* Begin Rows *

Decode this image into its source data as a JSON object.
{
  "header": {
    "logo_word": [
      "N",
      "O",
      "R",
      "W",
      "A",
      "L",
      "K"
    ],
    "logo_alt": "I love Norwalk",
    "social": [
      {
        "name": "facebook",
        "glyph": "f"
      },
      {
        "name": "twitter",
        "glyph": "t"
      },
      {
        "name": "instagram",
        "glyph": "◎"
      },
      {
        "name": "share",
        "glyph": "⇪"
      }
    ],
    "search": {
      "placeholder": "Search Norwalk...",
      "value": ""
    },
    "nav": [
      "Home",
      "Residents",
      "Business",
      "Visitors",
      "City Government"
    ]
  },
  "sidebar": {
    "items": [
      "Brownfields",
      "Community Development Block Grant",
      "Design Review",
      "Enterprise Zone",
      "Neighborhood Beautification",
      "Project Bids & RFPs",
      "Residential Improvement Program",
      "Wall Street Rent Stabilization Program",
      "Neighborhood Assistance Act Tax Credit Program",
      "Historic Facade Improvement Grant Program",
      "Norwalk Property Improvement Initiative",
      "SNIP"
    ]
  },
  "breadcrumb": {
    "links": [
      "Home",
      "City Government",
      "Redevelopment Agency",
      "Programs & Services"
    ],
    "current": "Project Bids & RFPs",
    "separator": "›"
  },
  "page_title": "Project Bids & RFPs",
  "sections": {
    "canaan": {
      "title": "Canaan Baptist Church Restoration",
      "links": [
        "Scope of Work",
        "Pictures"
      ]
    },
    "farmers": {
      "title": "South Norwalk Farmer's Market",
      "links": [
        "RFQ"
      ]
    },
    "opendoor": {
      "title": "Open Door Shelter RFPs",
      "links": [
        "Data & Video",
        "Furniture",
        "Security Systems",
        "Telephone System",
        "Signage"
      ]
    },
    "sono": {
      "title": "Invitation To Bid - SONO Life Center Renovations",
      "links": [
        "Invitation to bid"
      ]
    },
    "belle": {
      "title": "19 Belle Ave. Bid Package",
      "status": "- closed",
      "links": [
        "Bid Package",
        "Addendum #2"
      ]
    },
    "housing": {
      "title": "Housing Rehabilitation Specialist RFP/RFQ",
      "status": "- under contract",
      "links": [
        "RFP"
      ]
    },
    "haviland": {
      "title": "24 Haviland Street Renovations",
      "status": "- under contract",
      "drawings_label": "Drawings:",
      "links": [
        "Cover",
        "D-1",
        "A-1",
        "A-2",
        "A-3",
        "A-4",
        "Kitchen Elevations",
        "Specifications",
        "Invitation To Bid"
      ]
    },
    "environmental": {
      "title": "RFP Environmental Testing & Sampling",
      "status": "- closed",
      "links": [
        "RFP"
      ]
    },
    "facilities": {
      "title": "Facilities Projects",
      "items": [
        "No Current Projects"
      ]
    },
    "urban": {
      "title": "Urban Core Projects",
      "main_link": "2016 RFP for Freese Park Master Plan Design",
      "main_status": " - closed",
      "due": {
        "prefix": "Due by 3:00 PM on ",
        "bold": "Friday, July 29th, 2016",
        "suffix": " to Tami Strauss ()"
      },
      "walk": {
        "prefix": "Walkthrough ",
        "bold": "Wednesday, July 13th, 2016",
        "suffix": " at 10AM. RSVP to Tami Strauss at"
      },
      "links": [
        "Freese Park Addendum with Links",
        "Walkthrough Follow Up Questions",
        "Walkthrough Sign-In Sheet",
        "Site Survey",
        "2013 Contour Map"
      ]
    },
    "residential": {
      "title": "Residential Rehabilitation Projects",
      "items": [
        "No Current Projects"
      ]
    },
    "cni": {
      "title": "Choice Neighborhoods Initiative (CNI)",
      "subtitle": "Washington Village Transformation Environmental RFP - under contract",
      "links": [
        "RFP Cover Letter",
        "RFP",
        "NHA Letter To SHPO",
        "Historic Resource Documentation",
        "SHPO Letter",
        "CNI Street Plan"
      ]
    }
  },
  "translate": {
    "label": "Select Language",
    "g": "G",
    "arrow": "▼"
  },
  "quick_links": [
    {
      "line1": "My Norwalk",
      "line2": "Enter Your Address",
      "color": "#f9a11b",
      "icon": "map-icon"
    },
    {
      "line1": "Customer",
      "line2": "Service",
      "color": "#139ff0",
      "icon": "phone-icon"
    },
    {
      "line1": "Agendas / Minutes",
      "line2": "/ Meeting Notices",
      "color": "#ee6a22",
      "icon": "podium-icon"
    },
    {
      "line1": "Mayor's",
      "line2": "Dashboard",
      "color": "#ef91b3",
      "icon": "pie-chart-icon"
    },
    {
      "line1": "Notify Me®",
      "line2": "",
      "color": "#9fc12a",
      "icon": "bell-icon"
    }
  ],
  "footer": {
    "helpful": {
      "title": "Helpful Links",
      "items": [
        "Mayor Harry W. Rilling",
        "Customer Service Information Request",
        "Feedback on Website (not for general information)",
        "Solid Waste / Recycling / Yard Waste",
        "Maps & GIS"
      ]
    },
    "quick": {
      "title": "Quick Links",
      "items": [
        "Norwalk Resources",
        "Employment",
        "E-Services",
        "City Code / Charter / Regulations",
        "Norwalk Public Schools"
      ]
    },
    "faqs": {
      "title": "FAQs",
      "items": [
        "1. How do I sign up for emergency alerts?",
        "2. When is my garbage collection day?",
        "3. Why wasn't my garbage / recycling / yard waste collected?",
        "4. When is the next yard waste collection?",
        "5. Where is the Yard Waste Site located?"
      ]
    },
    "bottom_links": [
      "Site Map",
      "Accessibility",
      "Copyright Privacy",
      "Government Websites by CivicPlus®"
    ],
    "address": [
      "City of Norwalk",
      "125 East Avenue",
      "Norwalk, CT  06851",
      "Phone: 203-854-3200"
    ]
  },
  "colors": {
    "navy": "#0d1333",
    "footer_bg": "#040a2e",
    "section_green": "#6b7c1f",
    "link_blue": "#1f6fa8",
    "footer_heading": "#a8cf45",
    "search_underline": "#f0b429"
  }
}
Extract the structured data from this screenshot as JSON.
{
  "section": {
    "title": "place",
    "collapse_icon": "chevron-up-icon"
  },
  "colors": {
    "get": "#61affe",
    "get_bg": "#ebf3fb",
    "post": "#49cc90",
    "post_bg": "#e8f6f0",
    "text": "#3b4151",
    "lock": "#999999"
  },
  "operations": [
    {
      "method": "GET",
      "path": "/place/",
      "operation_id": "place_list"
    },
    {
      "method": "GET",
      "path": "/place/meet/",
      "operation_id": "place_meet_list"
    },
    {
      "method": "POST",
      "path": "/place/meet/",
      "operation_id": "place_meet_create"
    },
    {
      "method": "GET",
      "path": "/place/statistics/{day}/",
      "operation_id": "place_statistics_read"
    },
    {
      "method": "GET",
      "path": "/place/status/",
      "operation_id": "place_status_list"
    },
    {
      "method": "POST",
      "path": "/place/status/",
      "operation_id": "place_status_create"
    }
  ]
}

* End Rows *

Work to do:
Copy each line of the entries that includes the word "Historic".

Worked answer:
      "Historic Facade Improvement Grant Program",
        "Historic Resource Documentation",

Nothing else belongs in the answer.